Supplied passage START

I’m also sure that some of these could be resolved by looking online, but I’ve recently grown extremely unconfident in my ability to find things and properly understand them when looking online, since it’s so hard to make sense of all that’s out there, and the conflicting answers that you get in different forums and places. I also think I’ve just built up an understanding that’s maybe got one or two fundamental things wrong, not by much, but enough to need a total reboot of how I understand it.

It is for that reason that I ask here, but do note that I’m also doing this quite cautiously because I’ve had extremely negative experiences doing so in other places in the past, so I really appreciate you guys for bearing with me so far!

1 Like

probably – but what we mean is what you get when you run python from the command line.

more specifically – when you install python, you get, well, python, and its stanard library, and when you do python -m pip install, stuff gets installed there.

in addition to that, there are various systems that create “environments”, or “vitual environments” – these create and isolated python system that you can pip install stuff into without chaning other things – so you can have e.g. two environments with different version of third party pacakge.

For you – I think your biggest issue is PyCharm – I’d go to their docs, and their must be a community of users somewhere. Sorry I can’t help you there.

  1. MAke sure the Python you jsut installed runs from the command line:

python

should get you a command prompt.

  1. Go back to PyCharm, and try to run a file – if it doesn’t work, try to set th iterpereter, and avoid anything with the word “environment” in it. At lsat for now – get it basically working, and then maybe you’ll want to take on environments…

Good luck.

1 Like

Well, my thing is that many of my projects have environments already. So I am unsure what to do there.
Edit: and yes, python does run fine from command line.

Supplied passage END
Given entries START

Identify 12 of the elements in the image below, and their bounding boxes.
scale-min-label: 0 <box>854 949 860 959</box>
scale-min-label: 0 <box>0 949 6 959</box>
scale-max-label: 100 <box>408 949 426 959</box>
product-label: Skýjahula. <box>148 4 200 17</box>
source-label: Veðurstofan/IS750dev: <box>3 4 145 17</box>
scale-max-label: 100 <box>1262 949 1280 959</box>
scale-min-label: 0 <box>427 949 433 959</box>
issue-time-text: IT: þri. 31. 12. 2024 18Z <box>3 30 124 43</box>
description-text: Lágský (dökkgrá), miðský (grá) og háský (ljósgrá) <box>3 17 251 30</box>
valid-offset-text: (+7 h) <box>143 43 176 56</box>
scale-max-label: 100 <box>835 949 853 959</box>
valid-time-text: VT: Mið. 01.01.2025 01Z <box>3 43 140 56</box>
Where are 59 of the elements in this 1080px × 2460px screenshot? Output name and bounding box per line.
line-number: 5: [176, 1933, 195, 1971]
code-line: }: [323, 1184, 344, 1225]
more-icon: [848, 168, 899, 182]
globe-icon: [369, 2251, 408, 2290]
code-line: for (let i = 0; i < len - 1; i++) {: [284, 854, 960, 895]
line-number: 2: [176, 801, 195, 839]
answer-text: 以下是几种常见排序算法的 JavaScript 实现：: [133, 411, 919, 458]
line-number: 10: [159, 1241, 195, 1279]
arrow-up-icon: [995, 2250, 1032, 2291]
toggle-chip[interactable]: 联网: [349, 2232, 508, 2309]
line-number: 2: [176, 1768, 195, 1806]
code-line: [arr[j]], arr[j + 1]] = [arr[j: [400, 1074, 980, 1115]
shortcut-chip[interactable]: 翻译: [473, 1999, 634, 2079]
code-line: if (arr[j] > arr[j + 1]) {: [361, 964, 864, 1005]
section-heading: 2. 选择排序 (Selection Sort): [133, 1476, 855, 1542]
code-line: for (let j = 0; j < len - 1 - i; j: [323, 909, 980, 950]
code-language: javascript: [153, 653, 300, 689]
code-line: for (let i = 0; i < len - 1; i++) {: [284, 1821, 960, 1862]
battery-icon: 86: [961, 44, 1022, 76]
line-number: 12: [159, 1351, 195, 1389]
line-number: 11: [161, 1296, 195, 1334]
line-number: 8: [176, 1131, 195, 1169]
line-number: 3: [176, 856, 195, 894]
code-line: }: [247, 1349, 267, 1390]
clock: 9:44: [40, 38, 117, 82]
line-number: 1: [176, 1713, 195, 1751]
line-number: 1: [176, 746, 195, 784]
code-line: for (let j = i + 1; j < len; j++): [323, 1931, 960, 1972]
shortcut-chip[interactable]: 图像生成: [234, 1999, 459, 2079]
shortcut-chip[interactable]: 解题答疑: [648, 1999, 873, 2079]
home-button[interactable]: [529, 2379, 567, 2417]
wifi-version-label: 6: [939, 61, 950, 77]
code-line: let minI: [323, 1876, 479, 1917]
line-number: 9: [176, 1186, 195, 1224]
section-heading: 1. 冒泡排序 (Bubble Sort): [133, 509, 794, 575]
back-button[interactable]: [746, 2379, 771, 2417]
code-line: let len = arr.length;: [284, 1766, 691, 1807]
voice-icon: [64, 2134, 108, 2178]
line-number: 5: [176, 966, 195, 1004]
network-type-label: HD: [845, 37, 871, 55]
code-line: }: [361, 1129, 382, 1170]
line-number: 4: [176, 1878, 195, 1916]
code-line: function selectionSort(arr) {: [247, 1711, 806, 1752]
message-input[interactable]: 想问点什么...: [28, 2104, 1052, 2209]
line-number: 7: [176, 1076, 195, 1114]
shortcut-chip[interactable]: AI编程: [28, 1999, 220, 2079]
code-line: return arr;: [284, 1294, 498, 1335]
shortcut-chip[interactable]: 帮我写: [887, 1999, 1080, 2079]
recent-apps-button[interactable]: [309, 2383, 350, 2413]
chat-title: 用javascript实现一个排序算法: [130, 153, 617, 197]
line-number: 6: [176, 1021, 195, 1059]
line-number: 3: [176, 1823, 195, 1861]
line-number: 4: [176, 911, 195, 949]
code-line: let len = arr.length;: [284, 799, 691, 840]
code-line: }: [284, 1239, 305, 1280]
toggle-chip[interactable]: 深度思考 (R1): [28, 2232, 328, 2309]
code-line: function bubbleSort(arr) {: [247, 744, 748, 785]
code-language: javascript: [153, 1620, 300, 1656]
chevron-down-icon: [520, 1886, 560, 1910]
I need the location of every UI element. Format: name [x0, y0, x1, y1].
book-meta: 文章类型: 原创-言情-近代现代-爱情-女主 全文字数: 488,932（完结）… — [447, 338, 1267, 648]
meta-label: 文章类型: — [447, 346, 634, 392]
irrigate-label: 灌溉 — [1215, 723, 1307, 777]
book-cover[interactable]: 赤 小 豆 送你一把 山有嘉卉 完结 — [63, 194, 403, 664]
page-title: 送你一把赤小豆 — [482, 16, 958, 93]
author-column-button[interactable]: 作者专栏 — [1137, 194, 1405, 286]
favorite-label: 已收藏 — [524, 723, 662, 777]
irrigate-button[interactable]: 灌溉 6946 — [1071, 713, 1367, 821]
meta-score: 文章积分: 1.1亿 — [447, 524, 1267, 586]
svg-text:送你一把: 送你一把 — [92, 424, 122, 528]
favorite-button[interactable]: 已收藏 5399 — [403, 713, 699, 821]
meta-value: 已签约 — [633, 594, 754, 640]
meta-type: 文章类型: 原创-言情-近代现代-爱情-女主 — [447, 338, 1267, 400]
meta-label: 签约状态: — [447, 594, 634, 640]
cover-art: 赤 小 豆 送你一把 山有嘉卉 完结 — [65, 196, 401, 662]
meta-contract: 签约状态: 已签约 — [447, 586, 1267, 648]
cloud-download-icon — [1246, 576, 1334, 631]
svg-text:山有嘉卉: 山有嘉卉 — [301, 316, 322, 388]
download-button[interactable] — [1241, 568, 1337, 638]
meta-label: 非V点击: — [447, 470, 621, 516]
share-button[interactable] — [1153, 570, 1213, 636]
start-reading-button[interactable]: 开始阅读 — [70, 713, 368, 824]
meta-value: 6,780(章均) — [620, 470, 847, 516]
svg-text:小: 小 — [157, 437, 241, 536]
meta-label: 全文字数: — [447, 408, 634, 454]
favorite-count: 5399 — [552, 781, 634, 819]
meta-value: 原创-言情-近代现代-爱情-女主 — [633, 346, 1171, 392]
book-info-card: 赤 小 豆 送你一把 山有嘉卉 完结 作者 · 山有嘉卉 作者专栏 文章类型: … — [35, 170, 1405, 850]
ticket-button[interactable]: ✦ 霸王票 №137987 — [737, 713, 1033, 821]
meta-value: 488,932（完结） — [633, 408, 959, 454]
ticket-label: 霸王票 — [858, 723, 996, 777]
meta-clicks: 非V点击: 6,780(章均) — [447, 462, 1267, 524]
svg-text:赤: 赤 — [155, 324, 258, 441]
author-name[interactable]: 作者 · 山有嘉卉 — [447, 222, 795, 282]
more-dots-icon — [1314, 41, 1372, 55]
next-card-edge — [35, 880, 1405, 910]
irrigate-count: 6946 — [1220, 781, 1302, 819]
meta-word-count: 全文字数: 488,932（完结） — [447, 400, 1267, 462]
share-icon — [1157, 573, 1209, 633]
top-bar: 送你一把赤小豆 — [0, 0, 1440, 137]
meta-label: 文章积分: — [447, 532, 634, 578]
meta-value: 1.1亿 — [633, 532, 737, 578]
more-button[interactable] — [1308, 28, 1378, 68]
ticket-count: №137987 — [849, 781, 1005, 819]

Given entries END

Task set:
**a.** In the Python forum thread, what should running python from the command line give you?
**b.** Name every piece of software mentioned by name in the Python forum thread.
**c.** Resume the Python forum thread after its last sentence.
The lines above are separate material and have no connection to the Python forum thread.

Expected responses:
**a.** A command prompt.

**b.** Python, pip, PyCharm

**c.**
Oh this should be easy to fix. It probably won’t actually be easy, but that error just needs the python interpreter configuring in PyCharm.

Delete them, make new ones :slight_smile:

OK so, some things to understand:

  1. PyCharm will use a specific python interpreter for each project, this is configurable within PyCharm, the interpreter is chosen by providing a file path that points to the python interpreter (a python.exe file).
  2. A virtual environment will contain a python interpreter inside its Scripts folder.
  3. You can point PyCharm at the python interpreter inside a virtual environment.
  4. The python interpreter inside a virtual environment will be the version of python that was used to create it. They will not be changed in any way by uninstalling or reinstalling or upgrading other python installs (that’s partly why they are useful!).
  5. When installing dependencies using pip, use the pip from within a virtual environment in order to add the dependencies to that virtual environment. The virtual environment will not “see” (be able to import) dependencies installed using other pips.

As for how to set the python interpreter in PyCharm, read the manual (I don’t use PyCharm myself) :slight_smile:
It looks like here is a good place to start reading.

If any venv doesn’t work, write down what dependencies you installed into it, delete it, create a new one, and install the dependencies again (into the new venv). The python venv documentation makes it clear this is expected usage (without explaining why):

  • Considered as disposable – it should be simple to delete and recreate it from scratch. You don’t place any project code in the environment.
  • Not considered as movable or copyable – you just recreate the same environment in the target location.

And good luck! The hardest part of using python is managing the projects and dependencies, if you can do this, you’ll be grand.

1 Like

You can switch to using portable python builds

Also, importable modules can be controlled not through venv but through sys.path.
But this is another much more difficult question.

Not sure that is a thing on Windows.